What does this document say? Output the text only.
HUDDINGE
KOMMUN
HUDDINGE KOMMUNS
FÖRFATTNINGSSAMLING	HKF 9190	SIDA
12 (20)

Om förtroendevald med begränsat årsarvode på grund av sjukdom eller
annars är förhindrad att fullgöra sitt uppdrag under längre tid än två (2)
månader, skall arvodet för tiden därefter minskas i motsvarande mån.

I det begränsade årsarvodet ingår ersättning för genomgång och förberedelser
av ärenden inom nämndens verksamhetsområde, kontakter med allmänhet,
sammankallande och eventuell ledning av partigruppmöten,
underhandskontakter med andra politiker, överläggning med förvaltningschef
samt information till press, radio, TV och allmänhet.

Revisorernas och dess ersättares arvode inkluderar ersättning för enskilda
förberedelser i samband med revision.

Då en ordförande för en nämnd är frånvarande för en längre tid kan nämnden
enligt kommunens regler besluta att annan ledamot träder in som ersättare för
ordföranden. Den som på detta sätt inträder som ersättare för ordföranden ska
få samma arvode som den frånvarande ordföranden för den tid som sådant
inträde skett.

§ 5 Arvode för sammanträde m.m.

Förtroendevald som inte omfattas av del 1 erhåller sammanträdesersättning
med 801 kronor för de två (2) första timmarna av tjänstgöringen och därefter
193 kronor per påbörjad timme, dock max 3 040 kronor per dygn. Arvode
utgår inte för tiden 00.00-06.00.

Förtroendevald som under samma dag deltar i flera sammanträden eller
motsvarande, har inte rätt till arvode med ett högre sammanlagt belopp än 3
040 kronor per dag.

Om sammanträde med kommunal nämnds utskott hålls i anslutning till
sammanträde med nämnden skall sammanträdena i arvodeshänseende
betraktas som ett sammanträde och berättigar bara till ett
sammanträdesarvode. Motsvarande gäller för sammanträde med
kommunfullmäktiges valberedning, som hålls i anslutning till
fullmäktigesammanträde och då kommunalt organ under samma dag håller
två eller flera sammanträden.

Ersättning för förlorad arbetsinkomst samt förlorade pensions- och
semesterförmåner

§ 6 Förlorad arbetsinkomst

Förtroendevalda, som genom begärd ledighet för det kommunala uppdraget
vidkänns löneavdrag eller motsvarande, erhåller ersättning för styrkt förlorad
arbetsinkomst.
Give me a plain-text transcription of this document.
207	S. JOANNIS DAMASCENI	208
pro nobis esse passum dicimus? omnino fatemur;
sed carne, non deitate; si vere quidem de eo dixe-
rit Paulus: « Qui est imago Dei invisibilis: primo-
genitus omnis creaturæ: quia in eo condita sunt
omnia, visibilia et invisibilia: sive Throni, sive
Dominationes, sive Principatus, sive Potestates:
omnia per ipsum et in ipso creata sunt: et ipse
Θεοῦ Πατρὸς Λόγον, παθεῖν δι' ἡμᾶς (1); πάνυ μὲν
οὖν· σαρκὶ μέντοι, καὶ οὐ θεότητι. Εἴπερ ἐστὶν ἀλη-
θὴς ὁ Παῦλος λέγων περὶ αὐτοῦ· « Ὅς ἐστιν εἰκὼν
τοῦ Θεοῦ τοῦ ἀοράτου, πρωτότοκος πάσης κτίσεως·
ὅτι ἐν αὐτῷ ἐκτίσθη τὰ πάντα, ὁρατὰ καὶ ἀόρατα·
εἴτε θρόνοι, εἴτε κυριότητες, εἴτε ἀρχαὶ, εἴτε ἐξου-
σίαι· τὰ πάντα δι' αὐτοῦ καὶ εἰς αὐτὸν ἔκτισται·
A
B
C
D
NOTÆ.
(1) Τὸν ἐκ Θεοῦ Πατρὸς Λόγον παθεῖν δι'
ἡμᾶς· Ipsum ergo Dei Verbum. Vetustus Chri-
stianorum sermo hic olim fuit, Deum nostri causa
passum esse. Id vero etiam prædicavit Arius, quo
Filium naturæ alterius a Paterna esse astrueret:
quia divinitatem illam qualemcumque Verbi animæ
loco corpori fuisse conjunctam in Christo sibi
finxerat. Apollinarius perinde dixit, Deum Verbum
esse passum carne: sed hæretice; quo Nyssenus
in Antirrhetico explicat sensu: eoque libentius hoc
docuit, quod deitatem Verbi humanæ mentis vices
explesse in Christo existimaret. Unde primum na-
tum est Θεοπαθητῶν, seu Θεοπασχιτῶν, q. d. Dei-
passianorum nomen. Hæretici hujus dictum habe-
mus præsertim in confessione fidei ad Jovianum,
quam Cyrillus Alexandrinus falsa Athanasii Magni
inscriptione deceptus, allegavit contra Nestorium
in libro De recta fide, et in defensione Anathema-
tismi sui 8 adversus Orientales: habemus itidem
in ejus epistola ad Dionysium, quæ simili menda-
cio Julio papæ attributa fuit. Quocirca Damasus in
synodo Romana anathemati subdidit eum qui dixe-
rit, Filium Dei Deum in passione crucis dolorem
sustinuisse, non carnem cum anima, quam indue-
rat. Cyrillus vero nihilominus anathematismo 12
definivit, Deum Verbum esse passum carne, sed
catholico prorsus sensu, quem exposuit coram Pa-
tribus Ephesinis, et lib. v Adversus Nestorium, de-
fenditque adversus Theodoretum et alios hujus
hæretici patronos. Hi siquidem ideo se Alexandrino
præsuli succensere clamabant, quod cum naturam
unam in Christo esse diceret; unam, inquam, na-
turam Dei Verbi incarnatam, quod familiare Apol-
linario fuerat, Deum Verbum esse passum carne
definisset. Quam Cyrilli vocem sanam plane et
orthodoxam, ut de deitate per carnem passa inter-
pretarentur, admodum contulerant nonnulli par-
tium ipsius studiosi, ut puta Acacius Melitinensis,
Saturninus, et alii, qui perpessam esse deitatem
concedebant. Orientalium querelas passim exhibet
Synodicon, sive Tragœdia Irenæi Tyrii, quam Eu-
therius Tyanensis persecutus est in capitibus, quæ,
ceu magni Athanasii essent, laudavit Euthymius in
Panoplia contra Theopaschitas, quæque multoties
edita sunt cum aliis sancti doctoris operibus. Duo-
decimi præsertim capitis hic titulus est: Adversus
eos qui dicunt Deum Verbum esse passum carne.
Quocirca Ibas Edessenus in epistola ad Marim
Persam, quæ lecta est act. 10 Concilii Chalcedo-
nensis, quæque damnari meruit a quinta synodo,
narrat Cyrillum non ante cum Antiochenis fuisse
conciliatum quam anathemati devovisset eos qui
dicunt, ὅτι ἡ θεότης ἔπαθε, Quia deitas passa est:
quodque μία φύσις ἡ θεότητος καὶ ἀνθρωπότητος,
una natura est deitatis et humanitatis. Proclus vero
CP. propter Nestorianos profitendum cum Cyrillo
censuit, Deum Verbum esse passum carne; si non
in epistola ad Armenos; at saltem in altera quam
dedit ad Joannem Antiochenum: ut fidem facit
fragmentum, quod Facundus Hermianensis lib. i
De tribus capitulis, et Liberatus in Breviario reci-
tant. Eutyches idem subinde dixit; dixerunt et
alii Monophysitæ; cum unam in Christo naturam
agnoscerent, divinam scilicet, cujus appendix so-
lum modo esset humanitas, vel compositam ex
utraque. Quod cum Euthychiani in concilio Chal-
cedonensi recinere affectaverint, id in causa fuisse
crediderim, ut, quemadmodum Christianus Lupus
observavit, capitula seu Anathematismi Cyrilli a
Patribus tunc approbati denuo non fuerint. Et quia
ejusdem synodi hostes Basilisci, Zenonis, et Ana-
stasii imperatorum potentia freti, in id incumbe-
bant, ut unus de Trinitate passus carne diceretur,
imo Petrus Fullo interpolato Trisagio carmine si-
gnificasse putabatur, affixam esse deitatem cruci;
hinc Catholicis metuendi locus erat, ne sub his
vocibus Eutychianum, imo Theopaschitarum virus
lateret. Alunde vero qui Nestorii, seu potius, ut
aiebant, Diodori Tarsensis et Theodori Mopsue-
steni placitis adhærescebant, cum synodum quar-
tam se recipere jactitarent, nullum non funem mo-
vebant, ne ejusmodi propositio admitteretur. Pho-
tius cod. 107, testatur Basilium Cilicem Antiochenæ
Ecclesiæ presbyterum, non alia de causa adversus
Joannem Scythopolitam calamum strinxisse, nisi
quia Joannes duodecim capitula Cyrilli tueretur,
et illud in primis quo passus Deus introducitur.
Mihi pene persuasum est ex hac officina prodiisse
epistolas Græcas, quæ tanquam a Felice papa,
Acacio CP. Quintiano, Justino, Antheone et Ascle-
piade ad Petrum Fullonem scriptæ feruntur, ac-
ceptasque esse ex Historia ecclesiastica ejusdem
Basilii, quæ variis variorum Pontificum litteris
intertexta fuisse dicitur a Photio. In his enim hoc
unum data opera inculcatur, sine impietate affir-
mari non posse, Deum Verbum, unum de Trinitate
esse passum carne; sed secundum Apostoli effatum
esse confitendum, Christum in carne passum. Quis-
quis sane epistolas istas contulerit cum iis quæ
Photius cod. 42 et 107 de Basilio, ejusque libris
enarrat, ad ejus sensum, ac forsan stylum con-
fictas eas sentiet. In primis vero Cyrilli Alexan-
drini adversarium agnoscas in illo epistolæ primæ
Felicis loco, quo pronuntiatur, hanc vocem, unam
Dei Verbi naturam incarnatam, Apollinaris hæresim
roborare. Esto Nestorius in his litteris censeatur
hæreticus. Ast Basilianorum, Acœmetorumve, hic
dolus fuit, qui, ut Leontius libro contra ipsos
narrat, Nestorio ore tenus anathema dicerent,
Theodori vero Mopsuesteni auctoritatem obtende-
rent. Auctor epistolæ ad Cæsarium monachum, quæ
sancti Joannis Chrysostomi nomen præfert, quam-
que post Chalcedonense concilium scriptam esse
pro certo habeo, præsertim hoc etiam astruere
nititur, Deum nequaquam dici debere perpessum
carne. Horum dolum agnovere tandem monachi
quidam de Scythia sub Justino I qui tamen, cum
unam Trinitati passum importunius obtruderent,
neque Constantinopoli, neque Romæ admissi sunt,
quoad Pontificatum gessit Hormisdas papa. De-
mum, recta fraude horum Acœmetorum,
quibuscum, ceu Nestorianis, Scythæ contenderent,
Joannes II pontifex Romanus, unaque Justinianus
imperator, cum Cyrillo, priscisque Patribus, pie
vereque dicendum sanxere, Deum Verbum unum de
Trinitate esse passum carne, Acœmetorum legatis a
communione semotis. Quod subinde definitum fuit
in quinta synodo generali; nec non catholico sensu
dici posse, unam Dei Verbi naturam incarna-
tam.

--------------------

Lines containing the word "Filium" are to be counted in the listing; state their number alone.

- Solution for this exercise: 2